»»

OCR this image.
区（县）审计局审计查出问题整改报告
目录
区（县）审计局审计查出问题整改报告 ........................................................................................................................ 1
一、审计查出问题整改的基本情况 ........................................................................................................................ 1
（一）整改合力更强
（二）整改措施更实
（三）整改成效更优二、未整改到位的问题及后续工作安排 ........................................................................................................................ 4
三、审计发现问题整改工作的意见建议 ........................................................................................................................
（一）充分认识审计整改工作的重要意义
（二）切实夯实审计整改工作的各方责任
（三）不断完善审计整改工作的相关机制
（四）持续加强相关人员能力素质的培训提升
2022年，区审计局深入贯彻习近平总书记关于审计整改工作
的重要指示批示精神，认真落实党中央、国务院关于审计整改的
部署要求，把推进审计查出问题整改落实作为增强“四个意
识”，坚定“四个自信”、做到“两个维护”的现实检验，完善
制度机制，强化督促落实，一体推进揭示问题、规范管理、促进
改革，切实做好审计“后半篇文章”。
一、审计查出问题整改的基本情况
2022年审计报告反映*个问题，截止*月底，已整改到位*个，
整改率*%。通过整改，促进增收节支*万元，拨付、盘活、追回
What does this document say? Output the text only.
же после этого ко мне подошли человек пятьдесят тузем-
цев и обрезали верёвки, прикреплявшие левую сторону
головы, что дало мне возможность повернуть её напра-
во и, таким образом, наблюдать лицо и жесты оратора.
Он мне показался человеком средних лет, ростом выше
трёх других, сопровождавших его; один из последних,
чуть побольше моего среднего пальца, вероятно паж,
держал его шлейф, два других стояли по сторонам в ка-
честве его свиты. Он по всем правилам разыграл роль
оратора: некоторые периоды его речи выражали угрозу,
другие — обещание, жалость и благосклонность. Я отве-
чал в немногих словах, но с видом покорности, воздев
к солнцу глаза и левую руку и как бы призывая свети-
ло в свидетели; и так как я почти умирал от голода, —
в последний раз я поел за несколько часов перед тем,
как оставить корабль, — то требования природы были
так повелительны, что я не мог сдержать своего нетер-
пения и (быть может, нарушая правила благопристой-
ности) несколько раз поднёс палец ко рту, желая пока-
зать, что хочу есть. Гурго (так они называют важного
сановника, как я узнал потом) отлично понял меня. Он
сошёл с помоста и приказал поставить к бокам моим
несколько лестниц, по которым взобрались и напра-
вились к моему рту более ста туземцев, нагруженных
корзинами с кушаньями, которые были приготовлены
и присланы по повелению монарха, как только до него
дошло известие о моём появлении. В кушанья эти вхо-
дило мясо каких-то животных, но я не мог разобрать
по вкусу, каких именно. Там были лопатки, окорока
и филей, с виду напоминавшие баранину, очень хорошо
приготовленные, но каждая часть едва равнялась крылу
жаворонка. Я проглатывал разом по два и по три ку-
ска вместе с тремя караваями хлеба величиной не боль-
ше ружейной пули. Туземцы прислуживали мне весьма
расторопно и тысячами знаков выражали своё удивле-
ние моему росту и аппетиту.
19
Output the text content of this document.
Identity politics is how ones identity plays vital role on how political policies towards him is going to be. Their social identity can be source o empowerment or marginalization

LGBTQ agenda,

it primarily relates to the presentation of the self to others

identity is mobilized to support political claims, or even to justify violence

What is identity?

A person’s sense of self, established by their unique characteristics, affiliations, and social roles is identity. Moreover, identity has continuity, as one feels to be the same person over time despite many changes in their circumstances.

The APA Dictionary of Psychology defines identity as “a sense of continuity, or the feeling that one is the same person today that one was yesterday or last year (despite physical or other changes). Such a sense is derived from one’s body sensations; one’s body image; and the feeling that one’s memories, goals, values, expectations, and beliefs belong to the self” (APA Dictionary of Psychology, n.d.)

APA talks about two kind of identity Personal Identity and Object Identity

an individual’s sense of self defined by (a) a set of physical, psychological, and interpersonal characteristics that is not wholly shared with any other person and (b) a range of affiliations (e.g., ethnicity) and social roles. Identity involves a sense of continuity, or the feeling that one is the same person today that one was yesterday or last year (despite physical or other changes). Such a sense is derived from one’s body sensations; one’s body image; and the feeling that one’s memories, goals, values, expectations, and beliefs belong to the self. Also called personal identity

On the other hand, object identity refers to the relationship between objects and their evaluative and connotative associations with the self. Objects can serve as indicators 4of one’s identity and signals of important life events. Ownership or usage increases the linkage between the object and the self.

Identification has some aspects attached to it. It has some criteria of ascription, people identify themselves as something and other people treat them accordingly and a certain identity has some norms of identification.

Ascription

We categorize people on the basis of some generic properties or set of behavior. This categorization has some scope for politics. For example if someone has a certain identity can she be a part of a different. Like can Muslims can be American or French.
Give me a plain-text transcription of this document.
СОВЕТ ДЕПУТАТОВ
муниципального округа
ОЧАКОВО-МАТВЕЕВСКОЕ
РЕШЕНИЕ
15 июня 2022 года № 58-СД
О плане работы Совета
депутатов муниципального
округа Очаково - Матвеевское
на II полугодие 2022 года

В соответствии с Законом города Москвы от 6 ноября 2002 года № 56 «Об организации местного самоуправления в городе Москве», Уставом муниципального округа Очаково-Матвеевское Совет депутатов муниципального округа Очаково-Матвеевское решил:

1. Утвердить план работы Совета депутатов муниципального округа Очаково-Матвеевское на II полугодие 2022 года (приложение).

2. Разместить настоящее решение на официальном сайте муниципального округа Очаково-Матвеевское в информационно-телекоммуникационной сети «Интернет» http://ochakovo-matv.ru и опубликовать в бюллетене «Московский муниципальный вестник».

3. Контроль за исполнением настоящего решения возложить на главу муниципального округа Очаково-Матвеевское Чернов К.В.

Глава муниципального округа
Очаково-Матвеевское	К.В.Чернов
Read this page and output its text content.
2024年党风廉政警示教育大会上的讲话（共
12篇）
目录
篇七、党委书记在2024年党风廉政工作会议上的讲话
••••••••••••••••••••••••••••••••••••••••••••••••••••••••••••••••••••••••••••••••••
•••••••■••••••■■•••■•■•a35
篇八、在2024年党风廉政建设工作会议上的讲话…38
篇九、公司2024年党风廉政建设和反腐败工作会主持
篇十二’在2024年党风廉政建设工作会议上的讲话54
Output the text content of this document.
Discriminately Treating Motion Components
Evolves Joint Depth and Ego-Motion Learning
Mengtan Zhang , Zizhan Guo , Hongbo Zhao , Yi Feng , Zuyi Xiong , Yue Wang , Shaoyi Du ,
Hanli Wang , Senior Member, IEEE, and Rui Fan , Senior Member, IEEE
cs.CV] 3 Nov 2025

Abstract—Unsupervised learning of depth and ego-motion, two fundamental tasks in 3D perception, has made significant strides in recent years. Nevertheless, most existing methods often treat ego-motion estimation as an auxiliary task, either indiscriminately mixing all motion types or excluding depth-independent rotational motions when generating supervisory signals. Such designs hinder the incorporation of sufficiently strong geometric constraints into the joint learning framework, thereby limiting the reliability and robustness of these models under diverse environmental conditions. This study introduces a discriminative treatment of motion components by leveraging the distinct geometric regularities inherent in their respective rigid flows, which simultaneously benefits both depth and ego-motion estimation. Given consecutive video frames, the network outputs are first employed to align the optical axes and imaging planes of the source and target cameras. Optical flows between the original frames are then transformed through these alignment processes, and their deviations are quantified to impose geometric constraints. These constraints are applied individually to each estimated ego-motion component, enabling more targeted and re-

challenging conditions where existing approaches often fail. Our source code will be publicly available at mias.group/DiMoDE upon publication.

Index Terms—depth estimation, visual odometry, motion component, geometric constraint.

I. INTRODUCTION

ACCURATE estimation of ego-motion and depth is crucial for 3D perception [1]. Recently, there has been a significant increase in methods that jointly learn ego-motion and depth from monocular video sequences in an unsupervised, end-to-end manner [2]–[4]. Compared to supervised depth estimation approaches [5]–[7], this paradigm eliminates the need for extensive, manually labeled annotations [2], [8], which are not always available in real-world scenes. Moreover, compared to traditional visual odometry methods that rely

««

Exercise aim =>
Give all the entries again exactly; leave none out.

Response =>
OCR this image.
区（县）审计局审计查出问题整改报告
目录
区（县）审计局审计查出问题整改报告 ........................................................................................................................ 1
一、审计查出问题整改的基本情况 ........................................................................................................................ 1
（一）整改合力更强
（二）整改措施更实
（三）整改成效更优二、未整改到位的问题及后续工作安排 ........................................................................................................................ 4
三、审计发现问题整改工作的意见建议 ........................................................................................................................
（一）充分认识审计整改工作的重要意义
（二）切实夯实审计整改工作的各方责任
（三）不断完善审计整改工作的相关机制
（四）持续加强相关人员能力素质的培训提升
2022年，区审计局深入贯彻习近平总书记关于审计整改工作
的重要指示批示精神，认真落实党中央、国务院关于审计整改的
部署要求，把推进审计查出问题整改落实作为增强“四个意
识”，坚定“四个自信”、做到“两个维护”的现实检验，完善
制度机制，强化督促落实，一体推进揭示问题、规范管理、促进
改革，切实做好审计“后半篇文章”。
一、审计查出问题整改的基本情况
2022年审计报告反映*个问题，截止*月底，已整改到位*个，
整改率*%。通过整改，促进增收节支*万元，拨付、盘活、追回
What does this document say? Output the text only.
же после этого ко мне подошли человек пятьдесят тузем-
цев и обрезали верёвки, прикреплявшие левую сторону
головы, что дало мне возможность повернуть её напра-
во и, таким образом, наблюдать лицо и жесты оратора.
Он мне показался человеком средних лет, ростом выше
трёх других, сопровождавших его; один из последних,
чуть побольше моего среднего пальца, вероятно паж,
держал его шлейф, два других стояли по сторонам в ка-
честве его свиты. Он по всем правилам разыграл роль
оратора: некоторые периоды его речи выражали угрозу,
другие — обещание, жалость и благосклонность. Я отве-
чал в немногих словах, но с видом покорности, воздев
к солнцу глаза и левую руку и как бы призывая свети-
ло в свидетели; и так как я почти умирал от голода, —
в последний раз я поел за несколько часов перед тем,
как оставить корабль, — то требования природы были
так повелительны, что я не мог сдержать своего нетер-
пения и (быть может, нарушая правила благопристой-
ности) несколько раз поднёс палец ко рту, желая пока-
зать, что хочу есть. Гурго (так они называют важного
сановника, как я узнал потом) отлично понял меня. Он
сошёл с помоста и приказал поставить к бокам моим
несколько лестниц, по которым взобрались и напра-
вились к моему рту более ста туземцев, нагруженных
корзинами с кушаньями, которые были приготовлены
и присланы по повелению монарха, как только до него
дошло известие о моём появлении. В кушанья эти вхо-
дило мясо каких-то животных, но я не мог разобрать
по вкусу, каких именно. Там были лопатки, окорока
и филей, с виду напоминавшие баранину, очень хорошо
приготовленные, но каждая часть едва равнялась крылу
жаворонка. Я проглатывал разом по два и по три ку-
ска вместе с тремя караваями хлеба величиной не боль-
ше ружейной пули. Туземцы прислуживали мне весьма
расторопно и тысячами знаков выражали своё удивле-
ние моему росту и аппетиту.
19
Output the text content of this document.
Identity politics is how ones identity plays vital role on how political policies towards him is going to be. Their social identity can be source o empowerment or marginalization

LGBTQ agenda,

it primarily relates to the presentation of the self to others

identity is mobilized to support political claims, or even to justify violence

What is identity?

A person’s sense of self, established by their unique characteristics, affiliations, and social roles is identity. Moreover, identity has continuity, as one feels to be the same person over time despite many changes in their circumstances.

The APA Dictionary of Psychology defines identity as “a sense of continuity, or the feeling that one is the same person today that one was yesterday or last year (despite physical or other changes). Such a sense is derived from one’s body sensations; one’s body image; and the feeling that one’s memories, goals, values, expectations, and beliefs belong to the self” (APA Dictionary of Psychology, n.d.)

APA talks about two kind of identity Personal Identity and Object Identity

an individual’s sense of self defined by (a) a set of physical, psychological, and interpersonal characteristics that is not wholly shared with any other person and (b) a range of affiliations (e.g., ethnicity) and social roles. Identity involves a sense of continuity, or the feeling that one is the same person today that one was yesterday or last year (despite physical or other changes). Such a sense is derived from one’s body sensations; one’s body image; and the feeling that one’s memories, goals, values, expectations, and beliefs belong to the self. Also called personal identity

On the other hand, object identity refers to the relationship between objects and their evaluative and connotative associations with the self. Objects can serve as indicators 4of one’s identity and signals of important life events. Ownership or usage increases the linkage between the object and the self.

Identification has some aspects attached to it. It has some criteria of ascription, people identify themselves as something and other people treat them accordingly and a certain identity has some norms of identification.

Ascription

We categorize people on the basis of some generic properties or set of behavior. This categorization has some scope for politics. For example if someone has a certain identity can she be a part of a different. Like can Muslims can be American or French.
Give me a plain-text transcription of this document.
СОВЕТ ДЕПУТАТОВ
муниципального округа
ОЧАКОВО-МАТВЕЕВСКОЕ
РЕШЕНИЕ
15 июня 2022 года № 58-СД
О плане работы Совета
депутатов муниципального
округа Очаково - Матвеевское
на II полугодие 2022 года

В соответствии с Законом города Москвы от 6 ноября 2002 года № 56 «Об организации местного самоуправления в городе Москве», Уставом муниципального округа Очаково-Матвеевское Совет депутатов муниципального округа Очаково-Матвеевское решил:

1. Утвердить план работы Совета депутатов муниципального округа Очаково-Матвеевское на II полугодие 2022 года (приложение).

2. Разместить настоящее решение на официальном сайте муниципального округа Очаково-Матвеевское в информационно-телекоммуникационной сети «Интернет» http://ochakovo-matv.ru и опубликовать в бюллетене «Московский муниципальный вестник».

3. Контроль за исполнением настоящего решения возложить на главу муниципального округа Очаково-Матвеевское Чернов К.В.

Глава муниципального округа
Очаково-Матвеевское	К.В.Чернов
Read this page and output its text content.
2024年党风廉政警示教育大会上的讲话（共
12篇）
目录
篇七、党委书记在2024年党风廉政工作会议上的讲话
••••••••••••••••••••••••••••••••••••••••••••••••••••••••••••••••••••••••••••••••••
•••••••■••••••■■•••■•■•a35
篇八、在2024年党风廉政建设工作会议上的讲话…38
篇九、公司2024年党风廉政建设和反腐败工作会主持
篇十二’在2024年党风廉政建设工作会议上的讲话54
Output the text content of this document.
Discriminately Treating Motion Components
Evolves Joint Depth and Ego-Motion Learning
Mengtan Zhang , Zizhan Guo , Hongbo Zhao , Yi Feng , Zuyi Xiong , Yue Wang , Shaoyi Du ,
Hanli Wang , Senior Member, IEEE, and Rui Fan , Senior Member, IEEE
cs.CV] 3 Nov 2025

Abstract—Unsupervised learning of depth and ego-motion, two fundamental tasks in 3D perception, has made significant strides in recent years. Nevertheless, most existing methods often treat ego-motion estimation as an auxiliary task, either indiscriminately mixing all motion types or excluding depth-independent rotational motions when generating supervisory signals. Such designs hinder the incorporation of sufficiently strong geometric constraints into the joint learning framework, thereby limiting the reliability and robustness of these models under diverse environmental conditions. This study introduces a discriminative treatment of motion components by leveraging the distinct geometric regularities inherent in their respective rigid flows, which simultaneously benefits both depth and ego-motion estimation. Given consecutive video frames, the network outputs are first employed to align the optical axes and imaging planes of the source and target cameras. Optical flows between the original frames are then transformed through these alignment processes, and their deviations are quantified to impose geometric constraints. These constraints are applied individually to each estimated ego-motion component, enabling more targeted and re-

challenging conditions where existing approaches often fail. Our source code will be publicly available at mias.group/DiMoDE upon publication.

Index Terms—depth estimation, visual odometry, motion component, geometric constraint.

I. INTRODUCTION

ACCURATE estimation of ego-motion and depth is crucial for 3D perception [1]. Recently, there has been a significant increase in methods that jointly learn ego-motion and depth from monocular video sequences in an unsupervised, end-to-end manner [2]–[4]. Compared to supervised depth estimation approaches [5]–[7], this paradigm eliminates the need for extensive, manually labeled annotations [2], [8], which are not always available in real-world scenes. Moreover, compared to traditional visual odometry methods that rely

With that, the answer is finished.